**Data entries:**
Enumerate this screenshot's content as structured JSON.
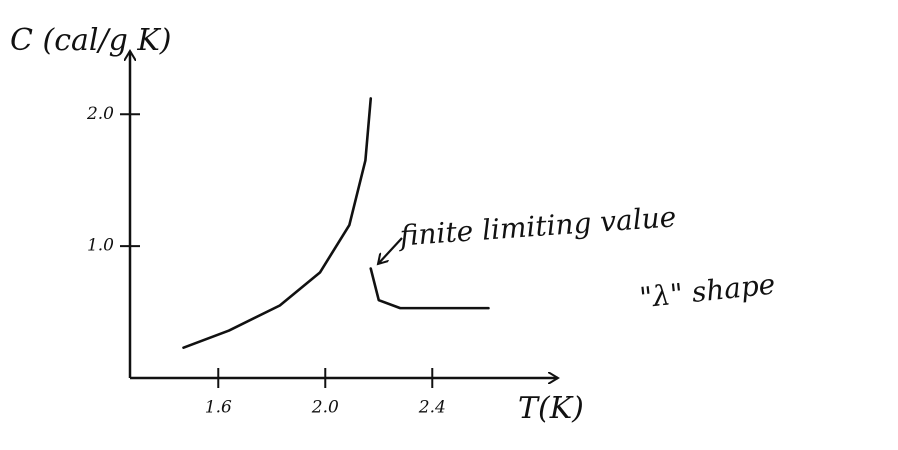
{
  "chart_data": {
    "type": "line",
    "y_label": "C (cal/g K)",
    "x_label": "T(K)",
    "annotations": [
      "finite limiting value",
      "\"λ\" shape"
    ],
    "series": [
      {
        "color": "#111111",
        "x": [
          1.47,
          1.64,
          1.83,
          1.98,
          2.09,
          2.15,
          2.17
        ],
        "values": [
          0.23,
          0.36,
          0.55,
          0.8,
          1.16,
          1.65,
          2.12
        ]
      },
      {
        "color": "#111111",
        "x": [
          2.17,
          2.2,
          2.28,
          2.61
        ],
        "values": [
          0.83,
          0.59,
          0.53,
          0.53
        ]
      }
    ],
    "xlim": [
      1.27,
      2.87
    ],
    "ylim": [
      0,
      2.48
    ],
    "xticks": [
      1.6,
      {
        "value": 2,
        "label": "2.0"
      },
      2.4
    ],
    "yticks": [
      {
        "value": 1,
        "label": "1.0"
      },
      {
        "value": 2,
        "label": "2.0"
      }
    ]
  }
}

**Task to complete:** Every entry must be reproduced exactly, with the images left out.

**Finished exercise:**
Enumerate this screenshot's content as structured JSON.
{
  "chart_data": {
    "type": "line",
    "y_label": "C (cal/g K)",
    "x_label": "T(K)",
    "annotations": [
      "finite limiting value",
      "\"λ\" shape"
    ],
    "series": [
      {
        "color": "#111111",
        "x": [
          1.47,
          1.64,
          1.83,
          1.98,
          2.09,
          2.15,
          2.17
        ],
        "values": [
          0.23,
          0.36,
          0.55,
          0.8,
          1.16,
          1.65,
          2.12
        ]
      },
      {
        "color": "#111111",
        "x": [
          2.17,
          2.2,
          2.28,
          2.61
        ],
        "values": [
          0.83,
          0.59,
          0.53,
          0.53
        ]
      }
    ],
    "xlim": [
      1.27,
      2.87
    ],
    "ylim": [
      0,
      2.48
    ],
    "xticks": [
      1.6,
      {
        "value": 2,
        "label": "2.0"
      },
      2.4
    ],
    "yticks": [
      {
        "value": 1,
        "label": "1.0"
      },
      {
        "value": 2,
        "label": "2.0"
      }
    ]
  }
}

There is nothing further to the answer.